TASK DIRECTIONS:
Without the pictures, output the records below word for word.
-.-.-
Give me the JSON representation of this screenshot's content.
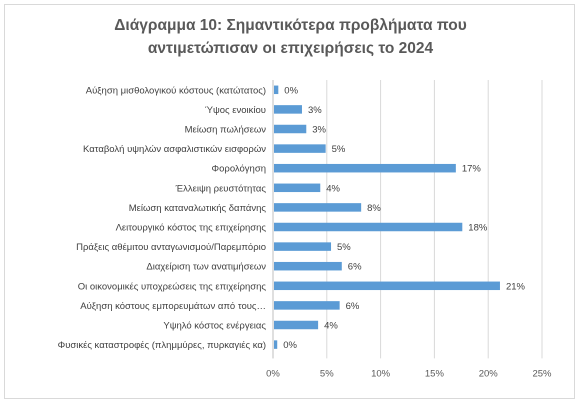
{
  "chart_data": {
    "type": "bar",
    "orientation": "horizontal",
    "title_line1": "Διάγραμμα 10: Σημαντικότερα προβλήματα που",
    "title_line2": "αντιμετώπισαν οι επιχειρήσεις το 2024",
    "categories": [
      "Αύξηση μισθολογικού κόστους (κατώτατος)",
      "Ύψος ενοικίου",
      "Μείωση πωλήσεων",
      "Καταβολή υψηλών ασφαλιστικών εισφορών",
      "Φορολόγηση",
      "Έλλειψη ρευστότητας",
      "Μείωση καταναλωτικής δαπάνης",
      "Λειτουργικό κόστος της επιχείρησης",
      "Πράξεις αθέμιτου ανταγωνισμού/Παρεμπόριο",
      "Διαχείριση των ανατιμήσεων",
      "Οι οικονομικές υποχρεώσεις της επιχείρησης",
      "Αύξηση κόστους εμπορευμάτων από τους…",
      "Υψηλό κόστος ενέργειας",
      "Φυσικές καταστροφές (πλημμύρες, πυρκαγιές κα)"
    ],
    "values": [
      0.4,
      2.6,
      3.0,
      4.8,
      16.9,
      4.3,
      8.1,
      17.5,
      5.3,
      6.3,
      21.0,
      6.1,
      4.1,
      0.3
    ],
    "data_labels": [
      "0%",
      "3%",
      "3%",
      "5%",
      "17%",
      "4%",
      "8%",
      "18%",
      "5%",
      "6%",
      "21%",
      "6%",
      "4%",
      "0%"
    ],
    "x_ticks": [
      "0%",
      "5%",
      "10%",
      "15%",
      "20%",
      "25%"
    ],
    "xlim": [
      0,
      25
    ],
    "grid": true,
    "bar_color": "#5b9bd5"
  }
}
-.-.-
ANSWER FOR THIS EXERCISE:
Give me the JSON representation of this screenshot's content.
{
  "chart_data": {
    "type": "bar",
    "orientation": "horizontal",
    "title_line1": "Διάγραμμα 10: Σημαντικότερα προβλήματα που",
    "title_line2": "αντιμετώπισαν οι επιχειρήσεις το 2024",
    "categories": [
      "Αύξηση μισθολογικού κόστους (κατώτατος)",
      "Ύψος ενοικίου",
      "Μείωση πωλήσεων",
      "Καταβολή υψηλών ασφαλιστικών εισφορών",
      "Φορολόγηση",
      "Έλλειψη ρευστότητας",
      "Μείωση καταναλωτικής δαπάνης",
      "Λειτουργικό κόστος της επιχείρησης",
      "Πράξεις αθέμιτου ανταγωνισμού/Παρεμπόριο",
      "Διαχείριση των ανατιμήσεων",
      "Οι οικονομικές υποχρεώσεις της επιχείρησης",
      "Αύξηση κόστους εμπορευμάτων από τους…",
      "Υψηλό κόστος ενέργειας",
      "Φυσικές καταστροφές (πλημμύρες, πυρκαγιές κα)"
    ],
    "values": [
      0.4,
      2.6,
      3.0,
      4.8,
      16.9,
      4.3,
      8.1,
      17.5,
      5.3,
      6.3,
      21.0,
      6.1,
      4.1,
      0.3
    ],
    "data_labels": [
      "0%",
      "3%",
      "3%",
      "5%",
      "17%",
      "4%",
      "8%",
      "18%",
      "5%",
      "6%",
      "21%",
      "6%",
      "4%",
      "0%"
    ],
    "x_ticks": [
      "0%",
      "5%",
      "10%",
      "15%",
      "20%",
      "25%"
    ],
    "xlim": [
      0,
      25
    ],
    "grid": true,
    "bar_color": "#5b9bd5"
  }
}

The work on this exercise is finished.